Problem details:
From the listing below, copy every line with the word "type".

◇ ◇ ◇

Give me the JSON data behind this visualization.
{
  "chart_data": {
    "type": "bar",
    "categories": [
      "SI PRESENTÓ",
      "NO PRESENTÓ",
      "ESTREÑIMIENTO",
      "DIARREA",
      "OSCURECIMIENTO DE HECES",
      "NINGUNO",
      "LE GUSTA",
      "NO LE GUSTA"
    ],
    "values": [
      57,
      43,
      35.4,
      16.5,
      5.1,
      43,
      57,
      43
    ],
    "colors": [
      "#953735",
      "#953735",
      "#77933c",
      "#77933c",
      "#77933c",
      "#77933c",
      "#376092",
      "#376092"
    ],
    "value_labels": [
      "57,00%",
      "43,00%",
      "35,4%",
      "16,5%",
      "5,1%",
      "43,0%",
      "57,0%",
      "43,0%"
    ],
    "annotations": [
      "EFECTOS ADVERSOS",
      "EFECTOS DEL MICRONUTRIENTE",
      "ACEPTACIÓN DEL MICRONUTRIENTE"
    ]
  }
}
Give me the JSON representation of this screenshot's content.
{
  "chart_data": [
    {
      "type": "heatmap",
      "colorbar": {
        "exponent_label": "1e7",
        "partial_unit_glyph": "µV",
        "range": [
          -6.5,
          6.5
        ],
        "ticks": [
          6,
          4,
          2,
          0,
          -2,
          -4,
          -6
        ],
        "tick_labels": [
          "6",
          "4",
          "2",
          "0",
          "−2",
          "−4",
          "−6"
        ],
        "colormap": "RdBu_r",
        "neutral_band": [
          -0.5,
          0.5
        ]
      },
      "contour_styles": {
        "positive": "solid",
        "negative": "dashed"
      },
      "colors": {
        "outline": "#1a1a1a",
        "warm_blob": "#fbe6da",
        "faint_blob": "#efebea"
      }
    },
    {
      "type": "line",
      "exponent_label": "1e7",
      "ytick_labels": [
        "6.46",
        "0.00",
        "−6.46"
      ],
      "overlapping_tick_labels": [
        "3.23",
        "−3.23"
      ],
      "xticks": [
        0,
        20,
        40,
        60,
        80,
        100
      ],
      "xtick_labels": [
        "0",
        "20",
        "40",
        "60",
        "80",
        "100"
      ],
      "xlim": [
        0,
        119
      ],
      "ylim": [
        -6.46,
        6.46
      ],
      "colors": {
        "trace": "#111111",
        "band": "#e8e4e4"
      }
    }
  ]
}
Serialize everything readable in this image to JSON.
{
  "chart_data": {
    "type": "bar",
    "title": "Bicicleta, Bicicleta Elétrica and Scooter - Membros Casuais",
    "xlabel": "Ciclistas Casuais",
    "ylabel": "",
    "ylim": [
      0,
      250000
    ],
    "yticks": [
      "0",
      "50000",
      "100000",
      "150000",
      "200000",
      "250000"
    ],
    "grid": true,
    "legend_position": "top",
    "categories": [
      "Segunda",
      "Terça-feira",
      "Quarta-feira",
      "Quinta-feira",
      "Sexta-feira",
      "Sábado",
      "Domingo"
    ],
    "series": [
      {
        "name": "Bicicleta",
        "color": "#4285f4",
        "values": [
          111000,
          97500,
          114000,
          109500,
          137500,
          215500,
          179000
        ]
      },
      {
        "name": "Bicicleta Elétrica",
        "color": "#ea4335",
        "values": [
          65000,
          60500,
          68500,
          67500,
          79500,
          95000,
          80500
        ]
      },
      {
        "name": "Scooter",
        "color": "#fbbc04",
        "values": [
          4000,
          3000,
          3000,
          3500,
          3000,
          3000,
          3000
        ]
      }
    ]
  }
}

◇ ◇ ◇

Response to this exercise:
    "type": "bar",
      "type": "heatmap",
      "type": "line",
    "type": "bar",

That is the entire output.